### SET EXERCISE
Copy each line of the material below that includes the string "Thus".

Stored items
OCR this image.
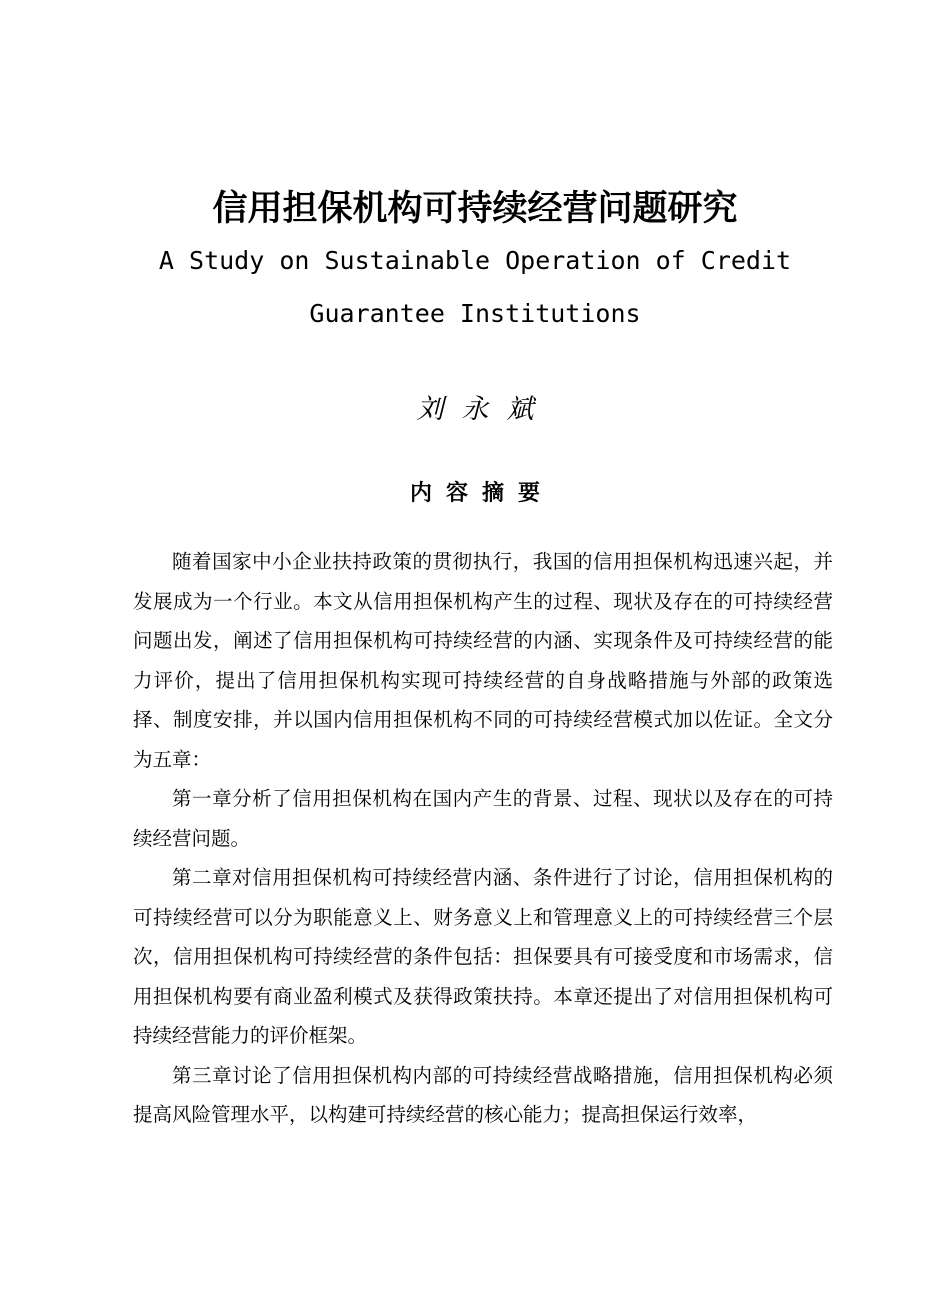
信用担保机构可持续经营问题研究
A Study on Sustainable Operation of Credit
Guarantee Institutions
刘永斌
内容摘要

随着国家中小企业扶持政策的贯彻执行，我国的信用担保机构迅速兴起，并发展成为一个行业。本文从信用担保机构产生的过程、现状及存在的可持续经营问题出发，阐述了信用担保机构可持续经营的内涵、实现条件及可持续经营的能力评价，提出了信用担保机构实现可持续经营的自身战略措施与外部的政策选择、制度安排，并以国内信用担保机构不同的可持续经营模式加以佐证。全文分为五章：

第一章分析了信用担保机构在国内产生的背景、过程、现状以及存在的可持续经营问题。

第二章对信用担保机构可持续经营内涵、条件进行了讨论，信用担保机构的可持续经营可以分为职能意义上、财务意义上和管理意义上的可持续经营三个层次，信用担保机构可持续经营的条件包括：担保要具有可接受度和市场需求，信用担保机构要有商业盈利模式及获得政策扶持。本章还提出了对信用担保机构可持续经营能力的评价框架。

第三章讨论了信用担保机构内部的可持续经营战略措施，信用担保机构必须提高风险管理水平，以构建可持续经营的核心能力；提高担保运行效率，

--

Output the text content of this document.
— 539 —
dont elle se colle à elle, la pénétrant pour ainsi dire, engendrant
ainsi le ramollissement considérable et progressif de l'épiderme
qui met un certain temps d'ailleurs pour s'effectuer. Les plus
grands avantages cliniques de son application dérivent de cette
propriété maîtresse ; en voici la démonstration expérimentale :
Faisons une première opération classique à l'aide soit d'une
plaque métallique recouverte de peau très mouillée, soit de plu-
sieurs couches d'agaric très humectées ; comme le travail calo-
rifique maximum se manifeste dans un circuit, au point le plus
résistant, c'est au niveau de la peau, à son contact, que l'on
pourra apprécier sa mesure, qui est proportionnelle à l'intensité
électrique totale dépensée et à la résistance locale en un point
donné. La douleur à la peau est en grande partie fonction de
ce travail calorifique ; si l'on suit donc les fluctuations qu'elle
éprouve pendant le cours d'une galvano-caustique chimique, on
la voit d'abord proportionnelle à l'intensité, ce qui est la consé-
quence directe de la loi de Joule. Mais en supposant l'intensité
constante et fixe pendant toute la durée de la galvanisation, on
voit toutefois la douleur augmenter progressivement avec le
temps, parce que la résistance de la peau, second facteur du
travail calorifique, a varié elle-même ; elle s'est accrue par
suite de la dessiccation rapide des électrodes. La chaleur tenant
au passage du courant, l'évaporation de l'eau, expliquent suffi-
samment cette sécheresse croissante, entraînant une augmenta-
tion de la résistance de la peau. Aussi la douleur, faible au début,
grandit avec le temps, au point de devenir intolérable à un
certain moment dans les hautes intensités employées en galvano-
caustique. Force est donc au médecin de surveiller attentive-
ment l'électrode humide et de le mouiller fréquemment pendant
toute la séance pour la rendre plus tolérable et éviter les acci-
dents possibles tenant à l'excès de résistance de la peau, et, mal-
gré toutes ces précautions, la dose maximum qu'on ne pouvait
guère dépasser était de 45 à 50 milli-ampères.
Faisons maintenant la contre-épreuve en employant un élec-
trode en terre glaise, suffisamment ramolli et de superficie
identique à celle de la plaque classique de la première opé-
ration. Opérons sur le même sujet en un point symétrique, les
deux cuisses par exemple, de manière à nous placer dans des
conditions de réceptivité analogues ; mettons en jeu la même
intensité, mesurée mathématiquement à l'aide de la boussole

---

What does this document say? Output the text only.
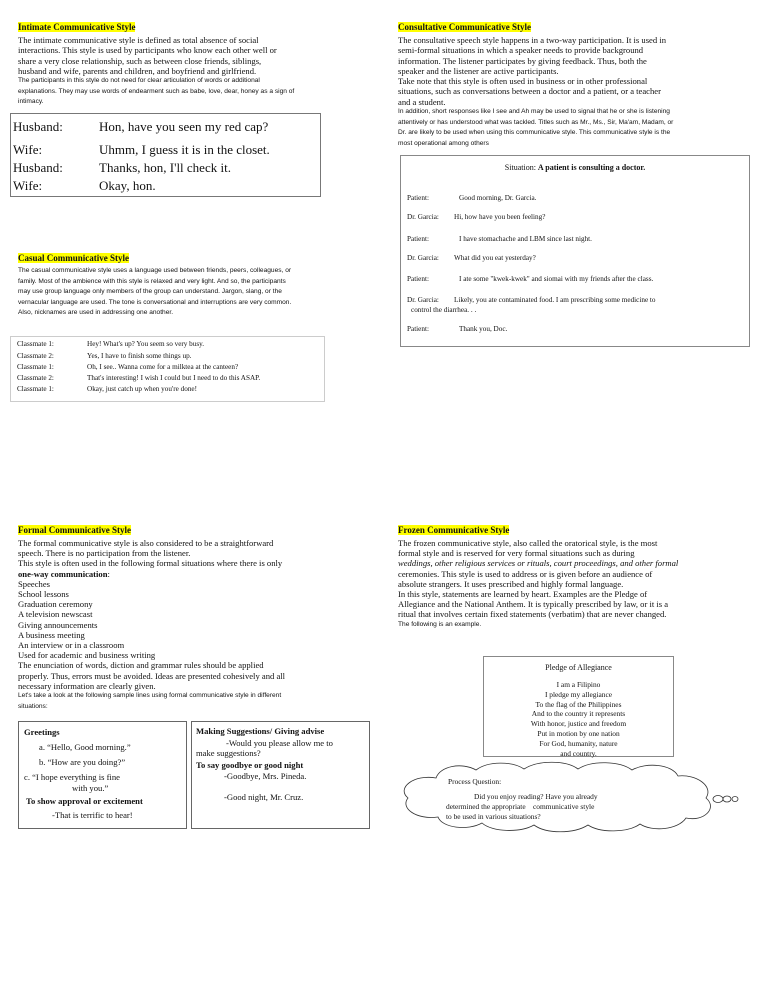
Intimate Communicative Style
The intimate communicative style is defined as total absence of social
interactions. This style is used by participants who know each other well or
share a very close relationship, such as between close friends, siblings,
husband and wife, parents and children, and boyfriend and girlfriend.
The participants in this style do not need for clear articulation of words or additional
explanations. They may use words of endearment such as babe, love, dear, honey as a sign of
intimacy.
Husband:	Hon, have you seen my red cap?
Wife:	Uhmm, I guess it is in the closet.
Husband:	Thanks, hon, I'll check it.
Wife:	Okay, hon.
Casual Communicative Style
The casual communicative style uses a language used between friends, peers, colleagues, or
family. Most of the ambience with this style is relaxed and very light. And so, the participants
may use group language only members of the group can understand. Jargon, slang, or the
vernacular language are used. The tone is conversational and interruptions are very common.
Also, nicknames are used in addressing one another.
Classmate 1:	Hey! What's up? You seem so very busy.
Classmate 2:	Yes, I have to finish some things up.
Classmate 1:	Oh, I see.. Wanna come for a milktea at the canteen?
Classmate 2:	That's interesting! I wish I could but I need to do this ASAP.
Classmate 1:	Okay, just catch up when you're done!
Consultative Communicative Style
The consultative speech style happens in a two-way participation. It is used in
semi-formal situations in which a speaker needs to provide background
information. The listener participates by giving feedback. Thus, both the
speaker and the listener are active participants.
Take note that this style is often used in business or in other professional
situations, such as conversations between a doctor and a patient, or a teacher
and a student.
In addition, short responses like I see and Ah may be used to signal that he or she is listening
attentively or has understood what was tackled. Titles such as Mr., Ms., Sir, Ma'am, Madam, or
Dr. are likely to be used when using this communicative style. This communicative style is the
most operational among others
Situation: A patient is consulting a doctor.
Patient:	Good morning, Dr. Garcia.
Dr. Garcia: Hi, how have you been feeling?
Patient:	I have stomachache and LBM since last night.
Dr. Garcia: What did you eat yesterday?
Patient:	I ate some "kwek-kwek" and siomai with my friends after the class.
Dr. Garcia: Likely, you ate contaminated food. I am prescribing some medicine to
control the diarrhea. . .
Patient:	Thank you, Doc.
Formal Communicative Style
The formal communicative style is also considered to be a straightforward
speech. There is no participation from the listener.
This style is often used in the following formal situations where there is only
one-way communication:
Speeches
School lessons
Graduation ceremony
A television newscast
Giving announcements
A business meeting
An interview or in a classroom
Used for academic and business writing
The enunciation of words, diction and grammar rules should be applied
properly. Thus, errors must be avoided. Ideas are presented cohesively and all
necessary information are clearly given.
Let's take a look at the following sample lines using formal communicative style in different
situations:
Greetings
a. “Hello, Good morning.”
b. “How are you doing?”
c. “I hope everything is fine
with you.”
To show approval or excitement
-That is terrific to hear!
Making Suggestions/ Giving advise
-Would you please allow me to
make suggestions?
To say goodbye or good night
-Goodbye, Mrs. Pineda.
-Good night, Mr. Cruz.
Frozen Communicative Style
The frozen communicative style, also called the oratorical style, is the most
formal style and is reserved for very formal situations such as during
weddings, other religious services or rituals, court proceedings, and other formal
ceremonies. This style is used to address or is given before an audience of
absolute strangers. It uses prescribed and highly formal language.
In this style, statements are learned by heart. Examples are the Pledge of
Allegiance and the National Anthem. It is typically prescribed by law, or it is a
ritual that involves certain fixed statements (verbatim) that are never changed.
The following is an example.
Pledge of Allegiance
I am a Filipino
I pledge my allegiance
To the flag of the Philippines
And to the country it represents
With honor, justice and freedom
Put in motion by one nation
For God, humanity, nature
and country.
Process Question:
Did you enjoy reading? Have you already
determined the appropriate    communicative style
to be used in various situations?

### WRITTEN REPLY
information. The listener participates by giving feedback. Thus, both the
properly. Thus, errors must be avoided. Ideas are presented cohesively and all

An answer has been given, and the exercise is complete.